[Entries taken from a collection]
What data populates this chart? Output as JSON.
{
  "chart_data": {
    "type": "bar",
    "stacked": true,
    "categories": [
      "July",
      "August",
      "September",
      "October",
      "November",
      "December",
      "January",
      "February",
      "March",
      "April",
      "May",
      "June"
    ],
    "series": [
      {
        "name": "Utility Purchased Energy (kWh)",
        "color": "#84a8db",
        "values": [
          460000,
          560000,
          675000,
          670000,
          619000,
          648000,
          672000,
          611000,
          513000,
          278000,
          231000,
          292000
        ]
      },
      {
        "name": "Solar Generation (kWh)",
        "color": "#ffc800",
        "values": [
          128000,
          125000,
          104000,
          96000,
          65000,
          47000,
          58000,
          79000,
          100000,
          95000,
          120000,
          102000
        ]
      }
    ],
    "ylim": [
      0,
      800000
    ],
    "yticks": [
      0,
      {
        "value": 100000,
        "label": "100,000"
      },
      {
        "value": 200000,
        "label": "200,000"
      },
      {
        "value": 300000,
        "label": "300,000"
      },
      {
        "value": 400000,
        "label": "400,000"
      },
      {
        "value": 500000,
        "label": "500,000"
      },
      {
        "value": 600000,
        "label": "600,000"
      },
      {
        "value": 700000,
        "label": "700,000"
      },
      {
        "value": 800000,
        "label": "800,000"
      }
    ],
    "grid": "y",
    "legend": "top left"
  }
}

## TASK TO CARRY OUT
The records above should be returned exactly.

## SOLVED EXERCISE
What data populates this chart? Output as JSON.
{
  "chart_data": {
    "type": "bar",
    "stacked": true,
    "categories": [
      "July",
      "August",
      "September",
      "October",
      "November",
      "December",
      "January",
      "February",
      "March",
      "April",
      "May",
      "June"
    ],
    "series": [
      {
        "name": "Utility Purchased Energy (kWh)",
        "color": "#84a8db",
        "values": [
          460000,
          560000,
          675000,
          670000,
          619000,
          648000,
          672000,
          611000,
          513000,
          278000,
          231000,
          292000
        ]
      },
      {
        "name": "Solar Generation (kWh)",
        "color": "#ffc800",
        "values": [
          128000,
          125000,
          104000,
          96000,
          65000,
          47000,
          58000,
          79000,
          100000,
          95000,
          120000,
          102000
        ]
      }
    ],
    "ylim": [
      0,
      800000
    ],
    "yticks": [
      0,
      {
        "value": 100000,
        "label": "100,000"
      },
      {
        "value": 200000,
        "label": "200,000"
      },
      {
        "value": 300000,
        "label": "300,000"
      },
      {
        "value": 400000,
        "label": "400,000"
      },
      {
        "value": 500000,
        "label": "500,000"
      },
      {
        "value": 600000,
        "label": "600,000"
      },
      {
        "value": 700000,
        "label": "700,000"
      },
      {
        "value": 800000,
        "label": "800,000"
      }
    ],
    "grid": "y",
    "legend": "top left"
  }
}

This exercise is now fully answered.